§ TASK DIRECTIONS: Find the string "ARTÍCULO" in the entries and copy each line that has it.

[Dataset entries]
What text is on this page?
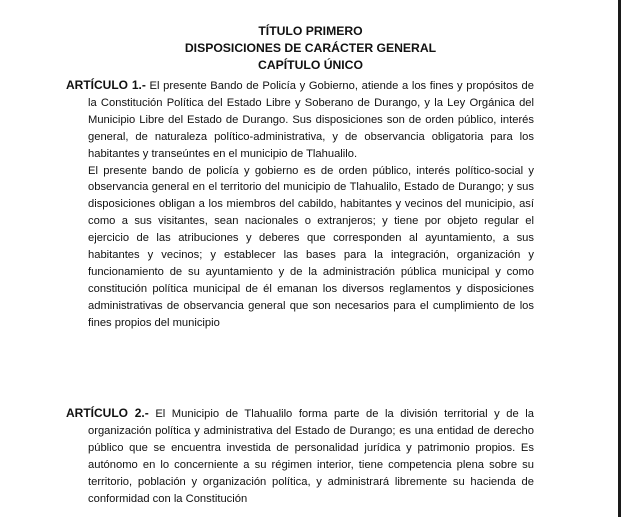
TÍTULO PRIMERO
DISPOSICIONES DE CARÁCTER GENERAL
CAPÍTULO ÚNICO

ARTÍCULO 1.- El presente Bando de Policía y Gobierno, atiende a los fines y propósitos de la Constitución Política del Estado Libre y Soberano de Durango, y la Ley Orgánica del Municipio Libre del Estado de Durango. Sus disposiciones son de orden público, interés general, de naturaleza político-administrativa, y de observancia obligatoria para los habitantes y transeúntes en el municipio de Tlahualilo.

El presente bando de policía y gobierno es de orden público, interés político-social y observancia general en el territorio del municipio de Tlahualilo, Estado de Durango; y sus disposiciones obligan a los miembros del cabildo, habitantes y vecinos del municipio, así como a sus visitantes, sean nacionales o extranjeros; y tiene por objeto regular el ejercicio de las atribuciones y deberes que corresponden al ayuntamiento, a sus habitantes y vecinos; y establecer las bases para la integración, organización y funcionamiento de su ayuntamiento y de la administración pública municipal y como constitución política municipal de él emanan los diversos reglamentos y disposiciones administrativas de observancia general que son necesarios para el cumplimiento de los fines propios del municipio

ARTÍCULO 2.- El Municipio de Tlahualilo forma parte de la división territorial y de la organización política y administrativa del Estado de Durango; es una entidad de derecho público que se encuentra investida de personalidad jurídica y patrimonio propios. Es autónomo en lo concerniente a su régimen interior, tiene competencia plena sobre su territorio, población y organización política, y administrará libremente su hacienda de conformidad con la Constitución
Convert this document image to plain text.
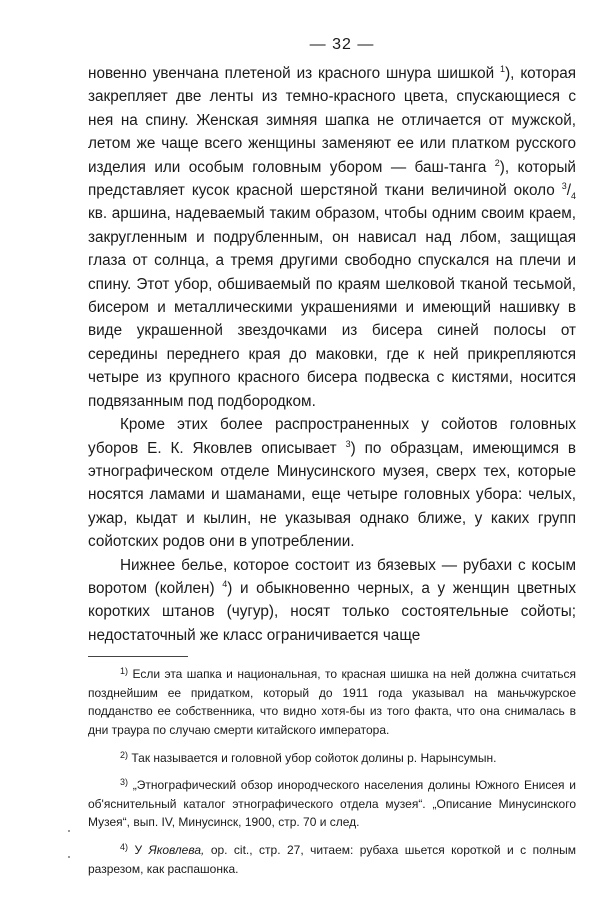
— 32 —

новенно увенчана плетеной из красного шнура шишкой $^1$), которая закрепляет две ленты из темно-красного цвета, спускающиеся с нея на спину. Женская зимняя шапка не отличается от мужской, летом же чаще всего женщины заменяют ее или платком русского изделия или особым головным убором — баш-танга $^2$), который представляет кусок красной шерстяной ткани величиной около $^3/_4$ кв. аршина, надеваемый таким образом, чтобы одним своим краем, закругленным и подрубленным, он нависал над лбом, защищая глаза от солнца, а тремя другими свободно спускался на плечи и спину. Этот убор, обшиваемый по краям шелковой тканой тесьмой, бисером и металлическими украшениями и имеющий нашивку в виде украшенной звездочками из бисера синей полосы от середины переднего края до маковки, где к ней прикрепляются четыре из крупного красного бисера подвеска с кистями, носится подвязанным под подбородком.

Кроме этих более распространенных у сойотов головных уборов Е. К. Яковлев описывает $^3$) по образцам, имеющимся в этнографическом отделе Минусинского музея, сверх тех, которые носятся ламами и шаманами, еще четыре головных убора: челых, ужар, кыдат и кылин, не указывая однако ближе, у каких групп сойотских родов они в употреблении.

Нижнее белье, которое состоит из бязевых — рубахи с косым воротом (койлен) $^4$) и обыкновенно черных, а у женщин цветных коротких штанов (чугур), носят только состоятельные сойоты; недостаточный же класс ограничивается чаще

$^{1)}$ Если эта шапка и национальная, то красная шишка на ней должна считаться позднейшим ее придатком, который до 1911 года указывал на маньчжурское подданство ее собственника, что видно хотя-бы из того факта, что она снималась в дни траура по случаю смерти китайского императора.

$^{2)}$ Так называется и головной убор сойоток долины р. Нарынсумын.

$^{3)}$ „Этнографический обзор инородческого населения долины Южного Енисея и об'яснительный каталог этнографического отдела музея“. „Описание Минусинского Музея“, вып. IV, Минусинск, 1900, стр. 70 и след.

$^{4)}$ У Яковлева, op. cit., стр. 27, читаем: рубаха шьется короткой и с полным разрезом, как распашонка.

§ RESULT OF THE TASK:
ARTÍCULO 1.- El presente Bando de Policía y Gobierno, atiende a los fines y propósitos de la Constitución Política del Estado Libre y Soberano de Durango, y la Ley Orgánica del Municipio Libre del Estado de Durango. Sus disposiciones son de orden público, interés general, de naturaleza político-administrativa, y de observancia obligatoria para los habitantes y transeúntes en el municipio de Tlahualilo.
ARTÍCULO 2.- El Municipio de Tlahualilo forma parte de la división territorial y de la organización política y administrativa del Estado de Durango; es una entidad de derecho público que se encuentra investida de personalidad jurídica y patrimonio propios. Es autónomo en lo concerniente a su régimen interior, tiene competencia plena sobre su territorio, población y organización política, y administrará libremente su hacienda de conformidad con la Constitución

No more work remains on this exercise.